Data items
--- START ---

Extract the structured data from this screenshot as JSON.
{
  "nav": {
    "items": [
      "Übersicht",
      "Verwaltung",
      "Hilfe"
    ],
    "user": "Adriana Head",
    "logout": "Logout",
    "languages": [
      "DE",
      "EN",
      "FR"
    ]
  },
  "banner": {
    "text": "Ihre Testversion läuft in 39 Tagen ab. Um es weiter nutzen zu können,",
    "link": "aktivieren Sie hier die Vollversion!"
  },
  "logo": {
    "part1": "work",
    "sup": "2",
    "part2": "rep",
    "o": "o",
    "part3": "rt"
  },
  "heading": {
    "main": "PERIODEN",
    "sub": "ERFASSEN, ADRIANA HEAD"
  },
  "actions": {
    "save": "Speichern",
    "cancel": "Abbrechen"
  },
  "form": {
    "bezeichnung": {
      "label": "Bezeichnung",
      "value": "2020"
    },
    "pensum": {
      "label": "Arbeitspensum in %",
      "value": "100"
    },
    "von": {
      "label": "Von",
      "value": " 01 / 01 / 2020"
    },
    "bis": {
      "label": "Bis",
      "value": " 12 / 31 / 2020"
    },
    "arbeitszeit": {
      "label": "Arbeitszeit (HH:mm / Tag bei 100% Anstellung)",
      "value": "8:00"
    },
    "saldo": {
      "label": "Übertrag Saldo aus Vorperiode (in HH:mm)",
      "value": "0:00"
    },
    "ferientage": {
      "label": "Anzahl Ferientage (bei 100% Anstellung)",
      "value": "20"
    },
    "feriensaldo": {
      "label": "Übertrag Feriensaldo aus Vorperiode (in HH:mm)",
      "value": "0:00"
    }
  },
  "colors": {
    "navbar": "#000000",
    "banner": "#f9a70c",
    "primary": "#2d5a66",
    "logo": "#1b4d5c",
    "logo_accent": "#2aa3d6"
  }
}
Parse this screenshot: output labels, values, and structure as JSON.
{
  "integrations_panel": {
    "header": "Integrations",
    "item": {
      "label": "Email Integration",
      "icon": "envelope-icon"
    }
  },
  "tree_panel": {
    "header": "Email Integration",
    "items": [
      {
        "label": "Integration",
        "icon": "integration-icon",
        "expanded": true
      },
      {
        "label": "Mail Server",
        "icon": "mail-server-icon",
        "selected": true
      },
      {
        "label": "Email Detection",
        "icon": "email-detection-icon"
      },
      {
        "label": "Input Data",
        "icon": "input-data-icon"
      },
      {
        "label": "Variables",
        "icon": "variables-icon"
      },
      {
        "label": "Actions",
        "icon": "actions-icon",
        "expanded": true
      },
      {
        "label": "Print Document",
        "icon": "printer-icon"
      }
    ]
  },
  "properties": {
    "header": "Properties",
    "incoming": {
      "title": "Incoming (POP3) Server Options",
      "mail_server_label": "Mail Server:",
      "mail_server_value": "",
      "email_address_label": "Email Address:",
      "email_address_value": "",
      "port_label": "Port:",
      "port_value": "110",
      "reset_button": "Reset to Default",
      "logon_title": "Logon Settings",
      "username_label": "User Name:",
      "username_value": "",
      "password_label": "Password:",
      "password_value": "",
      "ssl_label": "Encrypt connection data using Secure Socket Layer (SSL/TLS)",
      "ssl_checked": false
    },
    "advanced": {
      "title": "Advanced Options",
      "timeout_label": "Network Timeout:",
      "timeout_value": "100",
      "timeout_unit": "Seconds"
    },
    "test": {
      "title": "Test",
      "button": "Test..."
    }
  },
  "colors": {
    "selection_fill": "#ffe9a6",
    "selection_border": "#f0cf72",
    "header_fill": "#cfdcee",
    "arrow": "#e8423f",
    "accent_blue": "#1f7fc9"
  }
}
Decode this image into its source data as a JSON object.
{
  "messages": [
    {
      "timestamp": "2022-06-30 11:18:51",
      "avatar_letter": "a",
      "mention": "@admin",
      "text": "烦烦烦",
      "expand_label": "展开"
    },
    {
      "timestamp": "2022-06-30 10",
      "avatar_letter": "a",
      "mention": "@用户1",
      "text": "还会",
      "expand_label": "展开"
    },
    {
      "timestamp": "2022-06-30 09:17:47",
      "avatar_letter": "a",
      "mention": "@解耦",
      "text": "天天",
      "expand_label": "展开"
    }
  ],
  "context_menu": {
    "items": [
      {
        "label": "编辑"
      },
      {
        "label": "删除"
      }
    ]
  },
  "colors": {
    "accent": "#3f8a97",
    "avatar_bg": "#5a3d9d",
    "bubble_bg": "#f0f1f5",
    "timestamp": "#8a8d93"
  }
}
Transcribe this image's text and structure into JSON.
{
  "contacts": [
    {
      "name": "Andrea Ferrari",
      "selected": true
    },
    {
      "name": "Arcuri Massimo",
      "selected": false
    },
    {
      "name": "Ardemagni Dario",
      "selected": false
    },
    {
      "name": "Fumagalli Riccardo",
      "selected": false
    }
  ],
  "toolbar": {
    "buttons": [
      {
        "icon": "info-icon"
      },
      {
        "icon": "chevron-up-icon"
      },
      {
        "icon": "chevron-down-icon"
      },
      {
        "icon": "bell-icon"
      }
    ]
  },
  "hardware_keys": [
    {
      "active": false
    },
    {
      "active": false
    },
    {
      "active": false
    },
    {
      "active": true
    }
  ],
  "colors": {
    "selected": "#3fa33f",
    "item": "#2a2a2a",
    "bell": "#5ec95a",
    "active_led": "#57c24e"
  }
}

--- END ---

*Instruction*
Transcribe all lines as written.

*Exercise answer*
Extract the structured data from this screenshot as JSON.
{
  "nav": {
    "items": [
      "Übersicht",
      "Verwaltung",
      "Hilfe"
    ],
    "user": "Adriana Head",
    "logout": "Logout",
    "languages": [
      "DE",
      "EN",
      "FR"
    ]
  },
  "banner": {
    "text": "Ihre Testversion läuft in 39 Tagen ab. Um es weiter nutzen zu können,",
    "link": "aktivieren Sie hier die Vollversion!"
  },
  "logo": {
    "part1": "work",
    "sup": "2",
    "part2": "rep",
    "o": "o",
    "part3": "rt"
  },
  "heading": {
    "main": "PERIODEN",
    "sub": "ERFASSEN, ADRIANA HEAD"
  },
  "actions": {
    "save": "Speichern",
    "cancel": "Abbrechen"
  },
  "form": {
    "bezeichnung": {
      "label": "Bezeichnung",
      "value": "2020"
    },
    "pensum": {
      "label": "Arbeitspensum in %",
      "value": "100"
    },
    "von": {
      "label": "Von",
      "value": " 01 / 01 / 2020"
    },
    "bis": {
      "label": "Bis",
      "value": " 12 / 31 / 2020"
    },
    "arbeitszeit": {
      "label": "Arbeitszeit (HH:mm / Tag bei 100% Anstellung)",
      "value": "8:00"
    },
    "saldo": {
      "label": "Übertrag Saldo aus Vorperiode (in HH:mm)",
      "value": "0:00"
    },
    "ferientage": {
      "label": "Anzahl Ferientage (bei 100% Anstellung)",
      "value": "20"
    },
    "feriensaldo": {
      "label": "Übertrag Feriensaldo aus Vorperiode (in HH:mm)",
      "value": "0:00"
    }
  },
  "colors": {
    "navbar": "#000000",
    "banner": "#f9a70c",
    "primary": "#2d5a66",
    "logo": "#1b4d5c",
    "logo_accent": "#2aa3d6"
  }
}
Parse this screenshot: output labels, values, and structure as JSON.
{
  "integrations_panel": {
    "header": "Integrations",
    "item": {
      "label": "Email Integration",
      "icon": "envelope-icon"
    }
  },
  "tree_panel": {
    "header": "Email Integration",
    "items": [
      {
        "label": "Integration",
        "icon": "integration-icon",
        "expanded": true
      },
      {
        "label": "Mail Server",
        "icon": "mail-server-icon",
        "selected": true
      },
      {
        "label": "Email Detection",
        "icon": "email-detection-icon"
      },
      {
        "label": "Input Data",
        "icon": "input-data-icon"
      },
      {
        "label": "Variables",
        "icon": "variables-icon"
      },
      {
        "label": "Actions",
        "icon": "actions-icon",
        "expanded": true
      },
      {
        "label": "Print Document",
        "icon": "printer-icon"
      }
    ]
  },
  "properties": {
    "header": "Properties",
    "incoming": {
      "title": "Incoming (POP3) Server Options",
      "mail_server_label": "Mail Server:",
      "mail_server_value": "",
      "email_address_label": "Email Address:",
      "email_address_value": "",
      "port_label": "Port:",
      "port_value": "110",
      "reset_button": "Reset to Default",
      "logon_title": "Logon Settings",
      "username_label": "User Name:",
      "username_value": "",
      "password_label": "Password:",
      "password_value": "",
      "ssl_label": "Encrypt connection data using Secure Socket Layer (SSL/TLS)",
      "ssl_checked": false
    },
    "advanced": {
      "title": "Advanced Options",
      "timeout_label": "Network Timeout:",
      "timeout_value": "100",
      "timeout_unit": "Seconds"
    },
    "test": {
      "title": "Test",
      "button": "Test..."
    }
  },
  "colors": {
    "selection_fill": "#ffe9a6",
    "selection_border": "#f0cf72",
    "header_fill": "#cfdcee",
    "arrow": "#e8423f",
    "accent_blue": "#1f7fc9"
  }
}
Decode this image into its source data as a JSON object.
{
  "messages": [
    {
      "timestamp": "2022-06-30 11:18:51",
      "avatar_letter": "a",
      "mention": "@admin",
      "text": "烦烦烦",
      "expand_label": "展开"
    },
    {
      "timestamp": "2022-06-30 10",
      "avatar_letter": "a",
      "mention": "@用户1",
      "text": "还会",
      "expand_label": "展开"
    },
    {
      "timestamp": "2022-06-30 09:17:47",
      "avatar_letter": "a",
      "mention": "@解耦",
      "text": "天天",
      "expand_label": "展开"
    }
  ],
  "context_menu": {
    "items": [
      {
        "label": "编辑"
      },
      {
        "label": "删除"
      }
    ]
  },
  "colors": {
    "accent": "#3f8a97",
    "avatar_bg": "#5a3d9d",
    "bubble_bg": "#f0f1f5",
    "timestamp": "#8a8d93"
  }
}
Transcribe this image's text and structure into JSON.
{
  "contacts": [
    {
      "name": "Andrea Ferrari",
      "selected": true
    },
    {
      "name": "Arcuri Massimo",
      "selected": false
    },
    {
      "name": "Ardemagni Dario",
      "selected": false
    },
    {
      "name": "Fumagalli Riccardo",
      "selected": false
    }
  ],
  "toolbar": {
    "buttons": [
      {
        "icon": "info-icon"
      },
      {
        "icon": "chevron-up-icon"
      },
      {
        "icon": "chevron-down-icon"
      },
      {
        "icon": "bell-icon"
      }
    ]
  },
  "hardware_keys": [
    {
      "active": false
    },
    {
      "active": false
    },
    {
      "active": false
    },
    {
      "active": true
    }
  ],
  "colors": {
    "selected": "#3fa33f",
    "item": "#2a2a2a",
    "bell": "#5ec95a",
    "active_led": "#57c24e"
  }
}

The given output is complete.